Each record should be copied exactly, and none of them omitted.

* _EXTRACTED DATA_
.....
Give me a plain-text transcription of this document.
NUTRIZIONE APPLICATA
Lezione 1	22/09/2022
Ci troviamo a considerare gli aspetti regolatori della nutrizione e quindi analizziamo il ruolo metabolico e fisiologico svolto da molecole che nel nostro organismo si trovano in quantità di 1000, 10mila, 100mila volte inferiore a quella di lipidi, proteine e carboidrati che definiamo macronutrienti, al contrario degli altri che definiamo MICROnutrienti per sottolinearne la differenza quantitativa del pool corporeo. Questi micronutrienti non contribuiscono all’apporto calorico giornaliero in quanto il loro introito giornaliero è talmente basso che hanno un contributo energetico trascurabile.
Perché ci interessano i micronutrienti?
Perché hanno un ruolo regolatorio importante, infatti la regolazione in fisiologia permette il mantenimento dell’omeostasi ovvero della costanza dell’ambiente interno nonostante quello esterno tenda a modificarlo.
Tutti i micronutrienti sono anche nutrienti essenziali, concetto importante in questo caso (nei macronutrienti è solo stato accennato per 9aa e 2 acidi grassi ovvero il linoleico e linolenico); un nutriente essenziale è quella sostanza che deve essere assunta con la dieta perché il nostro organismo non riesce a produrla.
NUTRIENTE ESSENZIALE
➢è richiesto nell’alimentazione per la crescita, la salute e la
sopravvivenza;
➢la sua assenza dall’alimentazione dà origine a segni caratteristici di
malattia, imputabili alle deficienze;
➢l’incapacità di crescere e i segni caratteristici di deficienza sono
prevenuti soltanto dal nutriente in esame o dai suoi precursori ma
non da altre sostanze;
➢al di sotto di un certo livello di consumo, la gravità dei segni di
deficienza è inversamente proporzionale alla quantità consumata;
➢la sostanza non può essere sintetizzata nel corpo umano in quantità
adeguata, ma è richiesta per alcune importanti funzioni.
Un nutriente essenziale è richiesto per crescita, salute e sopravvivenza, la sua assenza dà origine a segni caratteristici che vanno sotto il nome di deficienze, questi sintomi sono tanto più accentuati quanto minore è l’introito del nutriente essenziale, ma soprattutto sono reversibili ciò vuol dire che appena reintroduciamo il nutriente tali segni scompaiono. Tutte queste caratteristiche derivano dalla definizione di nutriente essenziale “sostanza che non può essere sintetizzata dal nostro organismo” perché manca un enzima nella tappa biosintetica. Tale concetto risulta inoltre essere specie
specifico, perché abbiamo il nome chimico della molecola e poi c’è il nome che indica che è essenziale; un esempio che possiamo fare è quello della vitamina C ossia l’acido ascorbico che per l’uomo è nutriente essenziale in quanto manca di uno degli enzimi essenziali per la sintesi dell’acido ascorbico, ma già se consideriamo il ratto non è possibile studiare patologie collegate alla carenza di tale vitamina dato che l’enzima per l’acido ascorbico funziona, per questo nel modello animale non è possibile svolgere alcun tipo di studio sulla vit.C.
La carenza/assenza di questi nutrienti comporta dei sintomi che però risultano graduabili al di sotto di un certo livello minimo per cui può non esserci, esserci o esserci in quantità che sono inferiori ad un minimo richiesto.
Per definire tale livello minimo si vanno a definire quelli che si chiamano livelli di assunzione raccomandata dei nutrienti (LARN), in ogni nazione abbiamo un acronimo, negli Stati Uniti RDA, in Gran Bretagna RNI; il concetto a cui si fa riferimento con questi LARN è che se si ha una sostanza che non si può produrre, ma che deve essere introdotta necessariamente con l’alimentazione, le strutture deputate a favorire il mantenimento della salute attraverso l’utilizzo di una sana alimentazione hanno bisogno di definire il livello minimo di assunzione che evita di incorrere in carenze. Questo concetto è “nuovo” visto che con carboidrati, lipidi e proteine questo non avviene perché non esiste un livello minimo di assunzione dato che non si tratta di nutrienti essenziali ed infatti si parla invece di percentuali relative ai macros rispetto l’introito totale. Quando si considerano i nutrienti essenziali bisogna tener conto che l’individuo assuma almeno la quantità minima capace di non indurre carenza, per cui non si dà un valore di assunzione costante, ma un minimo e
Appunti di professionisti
.....
* _RESULT_
Give me a plain-text transcription of this document.
NUTRIZIONE APPLICATA
Lezione 1	22/09/2022
Ci troviamo a considerare gli aspetti regolatori della nutrizione e quindi analizziamo il ruolo metabolico e fisiologico svolto da molecole che nel nostro organismo si trovano in quantità di 1000, 10mila, 100mila volte inferiore a quella di lipidi, proteine e carboidrati che definiamo macronutrienti, al contrario degli altri che definiamo MICROnutrienti per sottolinearne la differenza quantitativa del pool corporeo. Questi micronutrienti non contribuiscono all’apporto calorico giornaliero in quanto il loro introito giornaliero è talmente basso che hanno un contributo energetico trascurabile.
Perché ci interessano i micronutrienti?
Perché hanno un ruolo regolatorio importante, infatti la regolazione in fisiologia permette il mantenimento dell’omeostasi ovvero della costanza dell’ambiente interno nonostante quello esterno tenda a modificarlo.
Tutti i micronutrienti sono anche nutrienti essenziali, concetto importante in questo caso (nei macronutrienti è solo stato accennato per 9aa e 2 acidi grassi ovvero il linoleico e linolenico); un nutriente essenziale è quella sostanza che deve essere assunta con la dieta perché il nostro organismo non riesce a produrla.
NUTRIENTE ESSENZIALE
➢è richiesto nell’alimentazione per la crescita, la salute e la
sopravvivenza;
➢la sua assenza dall’alimentazione dà origine a segni caratteristici di
malattia, imputabili alle deficienze;
➢l’incapacità di crescere e i segni caratteristici di deficienza sono
prevenuti soltanto dal nutriente in esame o dai suoi precursori ma
non da altre sostanze;
➢al di sotto di un certo livello di consumo, la gravità dei segni di
deficienza è inversamente proporzionale alla quantità consumata;
➢la sostanza non può essere sintetizzata nel corpo umano in quantità
adeguata, ma è richiesta per alcune importanti funzioni.
Un nutriente essenziale è richiesto per crescita, salute e sopravvivenza, la sua assenza dà origine a segni caratteristici che vanno sotto il nome di deficienze, questi sintomi sono tanto più accentuati quanto minore è l’introito del nutriente essenziale, ma soprattutto sono reversibili ciò vuol dire che appena reintroduciamo il nutriente tali segni scompaiono. Tutte queste caratteristiche derivano dalla definizione di nutriente essenziale “sostanza che non può essere sintetizzata dal nostro organismo” perché manca un enzima nella tappa biosintetica. Tale concetto risulta inoltre essere specie
specifico, perché abbiamo il nome chimico della molecola e poi c’è il nome che indica che è essenziale; un esempio che possiamo fare è quello della vitamina C ossia l’acido ascorbico che per l’uomo è nutriente essenziale in quanto manca di uno degli enzimi essenziali per la sintesi dell’acido ascorbico, ma già se consideriamo il ratto non è possibile studiare patologie collegate alla carenza di tale vitamina dato che l’enzima per l’acido ascorbico funziona, per questo nel modello animale non è possibile svolgere alcun tipo di studio sulla vit.C.
La carenza/assenza di questi nutrienti comporta dei sintomi che però risultano graduabili al di sotto di un certo livello minimo per cui può non esserci, esserci o esserci in quantità che sono inferiori ad un minimo richiesto.
Per definire tale livello minimo si vanno a definire quelli che si chiamano livelli di assunzione raccomandata dei nutrienti (LARN), in ogni nazione abbiamo un acronimo, negli Stati Uniti RDA, in Gran Bretagna RNI; il concetto a cui si fa riferimento con questi LARN è che se si ha una sostanza che non si può produrre, ma che deve essere introdotta necessariamente con l’alimentazione, le strutture deputate a favorire il mantenimento della salute attraverso l’utilizzo di una sana alimentazione hanno bisogno di definire il livello minimo di assunzione che evita di incorrere in carenze. Questo concetto è “nuovo” visto che con carboidrati, lipidi e proteine questo non avviene perché non esiste un livello minimo di assunzione dato che non si tratta di nutrienti essenziali ed infatti si parla invece di percentuali relative ai macros rispetto l’introito totale. Quando si considerano i nutrienti essenziali bisogna tener conto che l’individuo assuma almeno la quantità minima capace di non indurre carenza, per cui non si dà un valore di assunzione costante, ma un minimo e
Appunti di professionisti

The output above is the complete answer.